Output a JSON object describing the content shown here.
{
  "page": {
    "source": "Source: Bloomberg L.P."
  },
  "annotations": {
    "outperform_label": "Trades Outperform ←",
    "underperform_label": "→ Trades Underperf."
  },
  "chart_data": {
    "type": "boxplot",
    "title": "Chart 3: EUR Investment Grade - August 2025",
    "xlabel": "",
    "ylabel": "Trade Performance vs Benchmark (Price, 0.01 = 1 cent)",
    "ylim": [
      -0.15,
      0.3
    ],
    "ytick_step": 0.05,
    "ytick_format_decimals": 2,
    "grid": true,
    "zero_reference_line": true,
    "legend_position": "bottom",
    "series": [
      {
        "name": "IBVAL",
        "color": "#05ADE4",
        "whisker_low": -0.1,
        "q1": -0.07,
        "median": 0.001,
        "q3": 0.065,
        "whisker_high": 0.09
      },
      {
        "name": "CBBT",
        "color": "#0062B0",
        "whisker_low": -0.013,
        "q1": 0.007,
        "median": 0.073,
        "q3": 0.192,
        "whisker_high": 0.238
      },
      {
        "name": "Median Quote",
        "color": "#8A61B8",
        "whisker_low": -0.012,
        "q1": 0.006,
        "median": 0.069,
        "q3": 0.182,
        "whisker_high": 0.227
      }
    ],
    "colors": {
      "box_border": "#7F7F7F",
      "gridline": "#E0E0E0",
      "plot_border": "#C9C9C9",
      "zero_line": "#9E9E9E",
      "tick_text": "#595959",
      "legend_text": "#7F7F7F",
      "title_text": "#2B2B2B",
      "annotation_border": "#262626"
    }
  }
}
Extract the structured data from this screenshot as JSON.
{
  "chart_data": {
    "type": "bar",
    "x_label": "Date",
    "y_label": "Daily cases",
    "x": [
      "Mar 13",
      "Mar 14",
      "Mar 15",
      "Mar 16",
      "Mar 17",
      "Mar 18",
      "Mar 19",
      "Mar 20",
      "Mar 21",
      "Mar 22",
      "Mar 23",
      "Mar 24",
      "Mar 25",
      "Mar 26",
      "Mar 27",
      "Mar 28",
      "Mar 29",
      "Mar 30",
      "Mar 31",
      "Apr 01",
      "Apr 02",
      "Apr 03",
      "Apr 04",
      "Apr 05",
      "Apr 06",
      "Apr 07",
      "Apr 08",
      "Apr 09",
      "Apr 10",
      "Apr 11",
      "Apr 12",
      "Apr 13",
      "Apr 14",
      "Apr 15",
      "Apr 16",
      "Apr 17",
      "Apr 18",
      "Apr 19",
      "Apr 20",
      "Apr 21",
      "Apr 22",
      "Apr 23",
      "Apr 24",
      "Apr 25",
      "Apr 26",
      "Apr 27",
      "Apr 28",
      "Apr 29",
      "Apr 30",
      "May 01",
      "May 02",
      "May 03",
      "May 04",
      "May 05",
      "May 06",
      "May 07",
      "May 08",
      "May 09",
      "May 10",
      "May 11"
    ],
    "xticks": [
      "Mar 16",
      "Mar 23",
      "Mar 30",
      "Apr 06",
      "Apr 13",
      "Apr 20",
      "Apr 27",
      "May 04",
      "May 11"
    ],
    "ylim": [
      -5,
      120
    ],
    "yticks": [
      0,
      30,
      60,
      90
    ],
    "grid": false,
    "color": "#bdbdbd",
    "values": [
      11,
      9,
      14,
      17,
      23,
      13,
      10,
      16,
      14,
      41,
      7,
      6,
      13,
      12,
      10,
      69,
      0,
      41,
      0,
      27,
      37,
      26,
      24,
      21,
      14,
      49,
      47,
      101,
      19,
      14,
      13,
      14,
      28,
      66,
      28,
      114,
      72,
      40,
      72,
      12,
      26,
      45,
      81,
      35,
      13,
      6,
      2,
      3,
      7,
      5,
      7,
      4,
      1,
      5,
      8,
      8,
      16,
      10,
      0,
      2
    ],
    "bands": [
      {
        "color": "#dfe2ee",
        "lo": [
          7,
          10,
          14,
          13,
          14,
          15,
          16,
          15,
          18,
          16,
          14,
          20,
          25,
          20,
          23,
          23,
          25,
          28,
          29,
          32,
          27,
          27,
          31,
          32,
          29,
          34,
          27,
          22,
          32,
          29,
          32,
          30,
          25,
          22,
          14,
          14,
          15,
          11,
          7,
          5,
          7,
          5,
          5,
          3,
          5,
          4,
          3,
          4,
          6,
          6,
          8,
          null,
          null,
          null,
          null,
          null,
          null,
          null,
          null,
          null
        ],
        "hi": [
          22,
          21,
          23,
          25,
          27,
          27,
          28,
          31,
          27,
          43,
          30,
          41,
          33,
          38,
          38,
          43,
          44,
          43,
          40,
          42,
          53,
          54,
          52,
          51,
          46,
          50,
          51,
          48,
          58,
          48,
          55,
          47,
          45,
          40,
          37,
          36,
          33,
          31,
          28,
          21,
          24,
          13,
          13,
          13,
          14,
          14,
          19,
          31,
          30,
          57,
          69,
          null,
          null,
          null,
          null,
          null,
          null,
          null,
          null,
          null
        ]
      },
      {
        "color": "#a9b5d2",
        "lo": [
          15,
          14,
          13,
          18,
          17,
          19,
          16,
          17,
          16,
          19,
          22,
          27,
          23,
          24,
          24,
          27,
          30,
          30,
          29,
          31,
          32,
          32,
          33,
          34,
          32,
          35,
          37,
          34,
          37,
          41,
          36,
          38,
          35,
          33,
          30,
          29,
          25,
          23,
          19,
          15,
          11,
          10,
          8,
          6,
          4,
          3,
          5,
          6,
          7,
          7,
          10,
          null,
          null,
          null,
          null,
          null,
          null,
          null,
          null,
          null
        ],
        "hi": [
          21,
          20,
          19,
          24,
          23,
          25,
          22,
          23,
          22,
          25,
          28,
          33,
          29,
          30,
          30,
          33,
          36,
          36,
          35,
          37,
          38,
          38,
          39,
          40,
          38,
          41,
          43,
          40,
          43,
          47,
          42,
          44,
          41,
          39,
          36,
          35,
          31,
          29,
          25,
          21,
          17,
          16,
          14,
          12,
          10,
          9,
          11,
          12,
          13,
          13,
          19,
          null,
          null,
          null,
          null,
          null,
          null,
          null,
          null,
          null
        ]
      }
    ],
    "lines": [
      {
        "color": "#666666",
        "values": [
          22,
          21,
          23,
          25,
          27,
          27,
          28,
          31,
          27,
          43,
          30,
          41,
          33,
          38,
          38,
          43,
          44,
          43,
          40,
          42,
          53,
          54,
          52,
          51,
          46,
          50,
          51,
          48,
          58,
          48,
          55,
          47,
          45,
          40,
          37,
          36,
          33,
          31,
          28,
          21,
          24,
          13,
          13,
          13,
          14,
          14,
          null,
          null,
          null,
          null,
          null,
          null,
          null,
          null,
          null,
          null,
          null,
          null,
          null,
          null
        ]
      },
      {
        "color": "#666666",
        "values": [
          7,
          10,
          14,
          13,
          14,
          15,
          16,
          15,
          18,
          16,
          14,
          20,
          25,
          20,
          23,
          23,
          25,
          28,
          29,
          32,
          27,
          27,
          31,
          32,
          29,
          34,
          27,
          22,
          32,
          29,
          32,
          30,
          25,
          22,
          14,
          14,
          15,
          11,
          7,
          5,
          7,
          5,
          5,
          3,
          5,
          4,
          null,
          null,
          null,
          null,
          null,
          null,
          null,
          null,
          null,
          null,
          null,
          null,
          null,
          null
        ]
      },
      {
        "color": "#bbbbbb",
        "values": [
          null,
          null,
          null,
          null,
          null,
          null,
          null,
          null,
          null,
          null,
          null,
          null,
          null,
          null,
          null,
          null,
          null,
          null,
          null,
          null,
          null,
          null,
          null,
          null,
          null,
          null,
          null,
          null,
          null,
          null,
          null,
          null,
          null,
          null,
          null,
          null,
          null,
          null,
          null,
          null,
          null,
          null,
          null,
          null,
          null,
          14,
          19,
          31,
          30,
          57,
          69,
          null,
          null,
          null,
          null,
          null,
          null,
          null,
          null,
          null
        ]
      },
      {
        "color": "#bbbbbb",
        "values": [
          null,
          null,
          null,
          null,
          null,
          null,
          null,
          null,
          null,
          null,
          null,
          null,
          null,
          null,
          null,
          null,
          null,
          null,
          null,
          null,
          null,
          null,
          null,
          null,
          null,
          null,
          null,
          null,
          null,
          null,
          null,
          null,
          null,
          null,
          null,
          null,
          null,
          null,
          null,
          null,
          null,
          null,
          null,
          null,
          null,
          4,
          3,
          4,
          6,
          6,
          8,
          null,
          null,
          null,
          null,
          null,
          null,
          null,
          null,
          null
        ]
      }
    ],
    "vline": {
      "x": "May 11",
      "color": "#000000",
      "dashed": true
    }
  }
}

Written problem: Search the listing for the word "name". Copy every line in which it occurs.

Final result:
        "name": "IBVAL",
        "name": "CBBT",
        "name": "Median Quote",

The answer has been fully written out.